#### Exercise description
Everything in the listing except the pictures should be written out exactly.
========================================
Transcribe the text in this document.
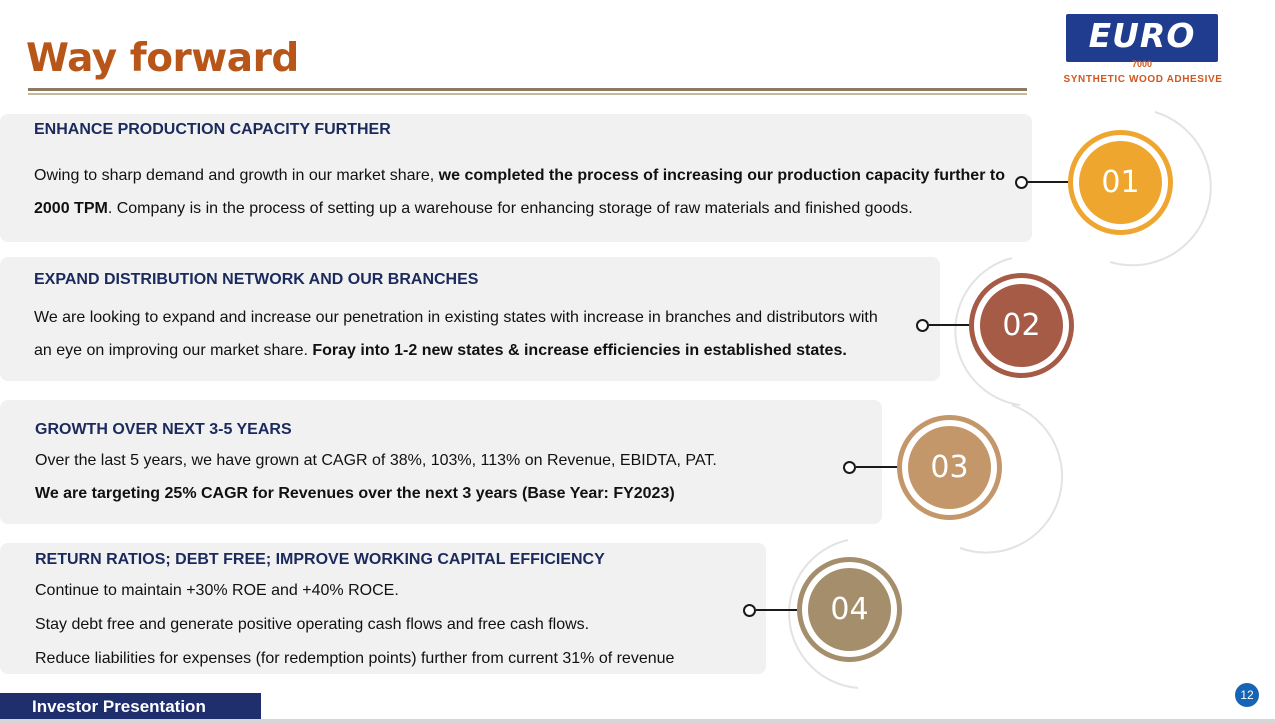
Way forward
EURO
7000
SYNTHETIC WOOD ADHESIVE
ENHANCE PRODUCTION CAPACITY FURTHER
Owing to sharp demand and growth in our market share, we completed the process of increasing our production capacity further to
2000 TPM. Company is in the process of setting up a warehouse for enhancing storage of raw materials and finished goods.
01
EXPAND DISTRIBUTION NETWORK AND OUR BRANCHES
We are looking to expand and increase our penetration in existing states with increase in branches and distributors with
an eye on improving our market share. Foray into 1-2 new states & increase efficiencies in established states.
02
GROWTH OVER NEXT 3-5 YEARS
Over the last 5 years, we have grown at CAGR of 38%, 103%, 113% on Revenue, EBIDTA, PAT.
We are targeting 25% CAGR for Revenues over the next 3 years (Base Year: FY2023)
03
RETURN RATIOS; DEBT FREE; IMPROVE WORKING CAPITAL EFFICIENCY
Continue to maintain +30% ROE and +40% ROCE.
Stay debt free and generate positive operating cash flows and free cash flows.
Reduce liabilities for expenses (for redemption points) further from current 31% of revenue
04
Investor Presentation
12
========================================
#### Complete output
Transcribe the text in this document.
Way forward
EURO
7000
SYNTHETIC WOOD ADHESIVE
ENHANCE PRODUCTION CAPACITY FURTHER
Owing to sharp demand and growth in our market share, we completed the process of increasing our production capacity further to
2000 TPM. Company is in the process of setting up a warehouse for enhancing storage of raw materials and finished goods.
01
EXPAND DISTRIBUTION NETWORK AND OUR BRANCHES
We are looking to expand and increase our penetration in existing states with increase in branches and distributors with
an eye on improving our market share. Foray into 1-2 new states & increase efficiencies in established states.
02
GROWTH OVER NEXT 3-5 YEARS
Over the last 5 years, we have grown at CAGR of 38%, 103%, 113% on Revenue, EBIDTA, PAT.
We are targeting 25% CAGR for Revenues over the next 3 years (Base Year: FY2023)
03
RETURN RATIOS; DEBT FREE; IMPROVE WORKING CAPITAL EFFICIENCY
Continue to maintain +30% ROE and +40% ROCE.
Stay debt free and generate positive operating cash flows and free cash flows.
Reduce liabilities for expenses (for redemption points) further from current 31% of revenue
04
Investor Presentation
12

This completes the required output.